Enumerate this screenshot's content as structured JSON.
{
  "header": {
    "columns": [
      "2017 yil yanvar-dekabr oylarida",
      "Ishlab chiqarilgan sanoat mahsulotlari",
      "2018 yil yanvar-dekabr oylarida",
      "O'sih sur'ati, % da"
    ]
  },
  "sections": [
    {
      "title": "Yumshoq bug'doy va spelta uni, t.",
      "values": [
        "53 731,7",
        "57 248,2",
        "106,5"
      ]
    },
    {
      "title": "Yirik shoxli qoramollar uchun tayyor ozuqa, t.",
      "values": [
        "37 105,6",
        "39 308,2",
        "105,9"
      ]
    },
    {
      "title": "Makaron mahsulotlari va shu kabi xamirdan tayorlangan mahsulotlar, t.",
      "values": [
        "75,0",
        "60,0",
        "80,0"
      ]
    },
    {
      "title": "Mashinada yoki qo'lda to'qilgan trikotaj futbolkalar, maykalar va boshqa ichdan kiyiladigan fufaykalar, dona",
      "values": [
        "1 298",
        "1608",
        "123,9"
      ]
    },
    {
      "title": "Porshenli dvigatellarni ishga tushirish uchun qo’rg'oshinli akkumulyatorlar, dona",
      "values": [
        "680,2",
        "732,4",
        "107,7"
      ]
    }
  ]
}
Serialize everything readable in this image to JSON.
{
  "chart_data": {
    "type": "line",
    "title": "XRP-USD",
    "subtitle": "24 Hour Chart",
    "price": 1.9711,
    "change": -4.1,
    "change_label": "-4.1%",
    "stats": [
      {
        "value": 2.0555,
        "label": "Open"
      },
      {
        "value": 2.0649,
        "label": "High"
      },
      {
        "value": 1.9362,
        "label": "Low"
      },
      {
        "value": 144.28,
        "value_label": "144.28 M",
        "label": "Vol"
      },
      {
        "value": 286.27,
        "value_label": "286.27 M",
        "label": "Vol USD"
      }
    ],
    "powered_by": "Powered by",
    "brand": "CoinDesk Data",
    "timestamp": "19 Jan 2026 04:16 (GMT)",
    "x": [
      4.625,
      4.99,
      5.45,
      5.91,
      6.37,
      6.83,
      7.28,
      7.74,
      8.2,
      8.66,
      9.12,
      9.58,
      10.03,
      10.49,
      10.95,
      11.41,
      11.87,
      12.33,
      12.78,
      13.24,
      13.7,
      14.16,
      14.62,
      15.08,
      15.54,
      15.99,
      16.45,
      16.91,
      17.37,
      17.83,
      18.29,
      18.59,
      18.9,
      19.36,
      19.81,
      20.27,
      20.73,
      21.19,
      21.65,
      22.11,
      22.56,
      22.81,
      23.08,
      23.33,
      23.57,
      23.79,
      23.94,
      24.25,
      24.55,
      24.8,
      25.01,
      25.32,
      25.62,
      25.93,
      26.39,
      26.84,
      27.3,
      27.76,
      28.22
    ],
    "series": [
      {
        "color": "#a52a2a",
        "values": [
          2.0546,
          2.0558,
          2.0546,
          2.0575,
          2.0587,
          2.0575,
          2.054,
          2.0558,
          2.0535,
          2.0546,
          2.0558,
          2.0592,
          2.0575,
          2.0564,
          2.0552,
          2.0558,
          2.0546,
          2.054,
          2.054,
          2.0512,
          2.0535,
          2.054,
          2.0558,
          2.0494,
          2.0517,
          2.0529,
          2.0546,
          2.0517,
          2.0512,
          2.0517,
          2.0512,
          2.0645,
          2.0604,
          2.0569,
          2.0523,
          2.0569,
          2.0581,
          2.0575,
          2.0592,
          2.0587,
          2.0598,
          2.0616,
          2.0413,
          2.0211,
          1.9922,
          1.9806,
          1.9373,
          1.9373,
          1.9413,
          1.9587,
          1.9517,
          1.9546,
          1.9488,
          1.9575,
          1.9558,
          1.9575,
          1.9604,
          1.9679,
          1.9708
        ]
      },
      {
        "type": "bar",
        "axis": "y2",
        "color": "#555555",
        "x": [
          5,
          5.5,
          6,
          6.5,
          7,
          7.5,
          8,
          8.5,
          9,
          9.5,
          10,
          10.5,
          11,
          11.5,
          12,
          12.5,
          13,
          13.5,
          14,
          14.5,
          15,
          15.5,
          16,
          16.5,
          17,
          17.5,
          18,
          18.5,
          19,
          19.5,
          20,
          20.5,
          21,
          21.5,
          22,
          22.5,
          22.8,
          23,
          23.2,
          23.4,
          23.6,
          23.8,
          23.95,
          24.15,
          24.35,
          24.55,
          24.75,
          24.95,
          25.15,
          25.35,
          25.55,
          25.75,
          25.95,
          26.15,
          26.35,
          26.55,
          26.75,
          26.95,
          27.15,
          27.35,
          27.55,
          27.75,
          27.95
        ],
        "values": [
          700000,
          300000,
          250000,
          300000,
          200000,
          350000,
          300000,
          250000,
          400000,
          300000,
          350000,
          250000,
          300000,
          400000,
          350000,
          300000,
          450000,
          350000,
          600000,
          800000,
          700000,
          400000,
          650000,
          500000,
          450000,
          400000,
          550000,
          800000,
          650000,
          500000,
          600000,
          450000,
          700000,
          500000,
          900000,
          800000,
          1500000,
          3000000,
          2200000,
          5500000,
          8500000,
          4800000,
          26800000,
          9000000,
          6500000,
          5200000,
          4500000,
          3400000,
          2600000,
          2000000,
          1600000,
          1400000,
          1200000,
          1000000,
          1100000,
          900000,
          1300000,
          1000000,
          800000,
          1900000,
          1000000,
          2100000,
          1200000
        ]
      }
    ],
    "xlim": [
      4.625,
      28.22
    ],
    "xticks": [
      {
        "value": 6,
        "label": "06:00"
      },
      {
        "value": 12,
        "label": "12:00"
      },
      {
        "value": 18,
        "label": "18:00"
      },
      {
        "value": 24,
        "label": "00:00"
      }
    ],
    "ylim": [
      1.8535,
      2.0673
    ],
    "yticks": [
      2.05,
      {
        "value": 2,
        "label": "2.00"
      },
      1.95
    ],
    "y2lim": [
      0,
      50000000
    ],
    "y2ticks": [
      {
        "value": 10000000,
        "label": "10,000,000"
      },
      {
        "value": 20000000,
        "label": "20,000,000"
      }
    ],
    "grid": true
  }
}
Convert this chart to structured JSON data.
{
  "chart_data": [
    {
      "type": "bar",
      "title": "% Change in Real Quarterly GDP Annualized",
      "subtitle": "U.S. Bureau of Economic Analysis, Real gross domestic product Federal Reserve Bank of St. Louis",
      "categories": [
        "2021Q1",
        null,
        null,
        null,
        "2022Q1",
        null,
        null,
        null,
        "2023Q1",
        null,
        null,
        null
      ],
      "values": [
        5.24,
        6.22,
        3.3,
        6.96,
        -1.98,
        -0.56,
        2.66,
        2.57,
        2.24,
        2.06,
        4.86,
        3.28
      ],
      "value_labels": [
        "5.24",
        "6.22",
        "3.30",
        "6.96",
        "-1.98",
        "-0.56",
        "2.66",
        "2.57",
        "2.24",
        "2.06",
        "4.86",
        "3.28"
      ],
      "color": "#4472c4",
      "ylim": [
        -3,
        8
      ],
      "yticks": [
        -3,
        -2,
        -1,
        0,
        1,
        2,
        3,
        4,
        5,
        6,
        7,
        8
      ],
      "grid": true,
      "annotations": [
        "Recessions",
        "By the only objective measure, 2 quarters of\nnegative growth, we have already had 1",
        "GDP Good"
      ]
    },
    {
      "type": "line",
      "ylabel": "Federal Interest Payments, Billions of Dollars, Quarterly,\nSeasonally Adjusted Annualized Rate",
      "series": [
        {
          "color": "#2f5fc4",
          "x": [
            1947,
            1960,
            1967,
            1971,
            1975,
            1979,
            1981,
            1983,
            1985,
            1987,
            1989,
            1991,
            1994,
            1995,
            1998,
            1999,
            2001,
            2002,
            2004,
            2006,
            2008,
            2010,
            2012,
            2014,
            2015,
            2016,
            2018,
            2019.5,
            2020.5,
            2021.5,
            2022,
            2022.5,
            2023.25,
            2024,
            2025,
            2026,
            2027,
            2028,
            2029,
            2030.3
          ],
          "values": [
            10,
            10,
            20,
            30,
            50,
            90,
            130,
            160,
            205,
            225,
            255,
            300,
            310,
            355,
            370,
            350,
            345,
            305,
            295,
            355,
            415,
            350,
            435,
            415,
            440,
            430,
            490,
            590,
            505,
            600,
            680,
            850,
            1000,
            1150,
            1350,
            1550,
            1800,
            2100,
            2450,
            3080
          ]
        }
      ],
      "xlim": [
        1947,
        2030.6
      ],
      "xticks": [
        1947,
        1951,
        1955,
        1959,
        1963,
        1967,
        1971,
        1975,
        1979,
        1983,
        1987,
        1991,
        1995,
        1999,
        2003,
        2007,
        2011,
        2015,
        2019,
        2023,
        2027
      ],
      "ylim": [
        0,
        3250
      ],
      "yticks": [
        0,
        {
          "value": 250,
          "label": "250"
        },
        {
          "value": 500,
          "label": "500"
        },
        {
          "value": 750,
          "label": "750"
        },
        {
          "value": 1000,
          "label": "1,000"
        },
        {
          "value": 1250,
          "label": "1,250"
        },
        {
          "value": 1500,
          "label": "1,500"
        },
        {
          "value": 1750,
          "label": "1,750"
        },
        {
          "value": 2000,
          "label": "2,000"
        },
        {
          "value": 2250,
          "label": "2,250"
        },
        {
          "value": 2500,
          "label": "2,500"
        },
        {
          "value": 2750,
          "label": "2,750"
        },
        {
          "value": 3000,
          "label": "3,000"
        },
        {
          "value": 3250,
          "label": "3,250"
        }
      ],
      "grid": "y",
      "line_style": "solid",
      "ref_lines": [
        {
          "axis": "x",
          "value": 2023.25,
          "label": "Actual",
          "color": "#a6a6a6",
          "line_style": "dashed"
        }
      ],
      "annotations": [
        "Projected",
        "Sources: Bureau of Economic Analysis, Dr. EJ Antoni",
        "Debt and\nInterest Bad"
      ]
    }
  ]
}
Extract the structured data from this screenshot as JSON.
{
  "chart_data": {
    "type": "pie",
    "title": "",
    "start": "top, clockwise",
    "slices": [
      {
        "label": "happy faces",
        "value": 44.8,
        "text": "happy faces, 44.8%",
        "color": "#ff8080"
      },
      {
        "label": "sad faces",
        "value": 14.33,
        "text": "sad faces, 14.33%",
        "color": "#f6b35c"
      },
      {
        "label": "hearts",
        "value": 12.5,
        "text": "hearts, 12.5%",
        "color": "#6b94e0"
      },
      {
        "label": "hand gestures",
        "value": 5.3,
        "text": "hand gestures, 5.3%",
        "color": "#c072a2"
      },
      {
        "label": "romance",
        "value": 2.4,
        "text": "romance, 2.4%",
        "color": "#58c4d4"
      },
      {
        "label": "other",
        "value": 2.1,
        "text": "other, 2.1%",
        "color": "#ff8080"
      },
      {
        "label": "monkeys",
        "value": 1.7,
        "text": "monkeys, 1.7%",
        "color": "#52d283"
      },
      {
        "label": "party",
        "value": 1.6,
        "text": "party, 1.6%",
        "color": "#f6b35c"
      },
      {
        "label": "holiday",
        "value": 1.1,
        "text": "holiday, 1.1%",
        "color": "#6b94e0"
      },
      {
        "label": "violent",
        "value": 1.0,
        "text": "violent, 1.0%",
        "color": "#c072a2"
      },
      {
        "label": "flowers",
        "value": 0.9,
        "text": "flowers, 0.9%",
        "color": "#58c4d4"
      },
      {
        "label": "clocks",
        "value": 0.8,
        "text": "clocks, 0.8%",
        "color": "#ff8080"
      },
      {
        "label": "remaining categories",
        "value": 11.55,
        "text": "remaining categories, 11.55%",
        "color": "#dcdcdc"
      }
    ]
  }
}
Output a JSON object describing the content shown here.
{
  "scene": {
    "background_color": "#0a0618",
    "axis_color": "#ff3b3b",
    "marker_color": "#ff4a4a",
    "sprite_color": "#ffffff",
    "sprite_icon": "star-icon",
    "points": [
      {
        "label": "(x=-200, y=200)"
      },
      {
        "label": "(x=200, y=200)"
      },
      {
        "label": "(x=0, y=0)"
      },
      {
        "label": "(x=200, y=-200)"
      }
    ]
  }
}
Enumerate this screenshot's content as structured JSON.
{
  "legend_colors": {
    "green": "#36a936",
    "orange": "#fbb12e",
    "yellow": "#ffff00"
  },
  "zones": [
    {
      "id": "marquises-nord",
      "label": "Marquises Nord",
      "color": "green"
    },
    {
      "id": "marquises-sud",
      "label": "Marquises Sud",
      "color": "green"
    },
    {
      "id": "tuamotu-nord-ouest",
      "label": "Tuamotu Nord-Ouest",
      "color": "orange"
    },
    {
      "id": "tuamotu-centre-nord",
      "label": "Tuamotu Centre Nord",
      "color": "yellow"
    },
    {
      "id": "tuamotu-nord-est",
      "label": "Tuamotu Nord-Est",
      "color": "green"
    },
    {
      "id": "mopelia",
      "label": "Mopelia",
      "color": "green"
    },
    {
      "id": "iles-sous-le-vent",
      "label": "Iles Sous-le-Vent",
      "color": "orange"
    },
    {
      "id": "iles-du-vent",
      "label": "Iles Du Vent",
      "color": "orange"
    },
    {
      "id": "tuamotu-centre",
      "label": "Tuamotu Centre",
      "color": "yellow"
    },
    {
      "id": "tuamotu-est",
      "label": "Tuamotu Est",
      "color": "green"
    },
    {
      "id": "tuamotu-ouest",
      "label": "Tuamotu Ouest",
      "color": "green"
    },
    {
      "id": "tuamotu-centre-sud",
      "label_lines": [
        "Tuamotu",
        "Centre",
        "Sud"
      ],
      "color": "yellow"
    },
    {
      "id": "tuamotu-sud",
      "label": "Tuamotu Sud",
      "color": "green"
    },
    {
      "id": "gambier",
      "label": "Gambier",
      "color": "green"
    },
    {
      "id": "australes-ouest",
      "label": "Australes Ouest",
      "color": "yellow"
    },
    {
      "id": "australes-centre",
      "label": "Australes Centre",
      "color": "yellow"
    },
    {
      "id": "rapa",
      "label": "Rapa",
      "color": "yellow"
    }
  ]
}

_WRITTEN PROBLEM_
Scan the material above. Copy each line that holds the word "subtitle".

_FULL SOLUTION_
    "subtitle": "24 Hour Chart",
      "subtitle": "U.S. Bureau of Economic Analysis, Real gross domestic product Federal Reserve Bank of St. Louis",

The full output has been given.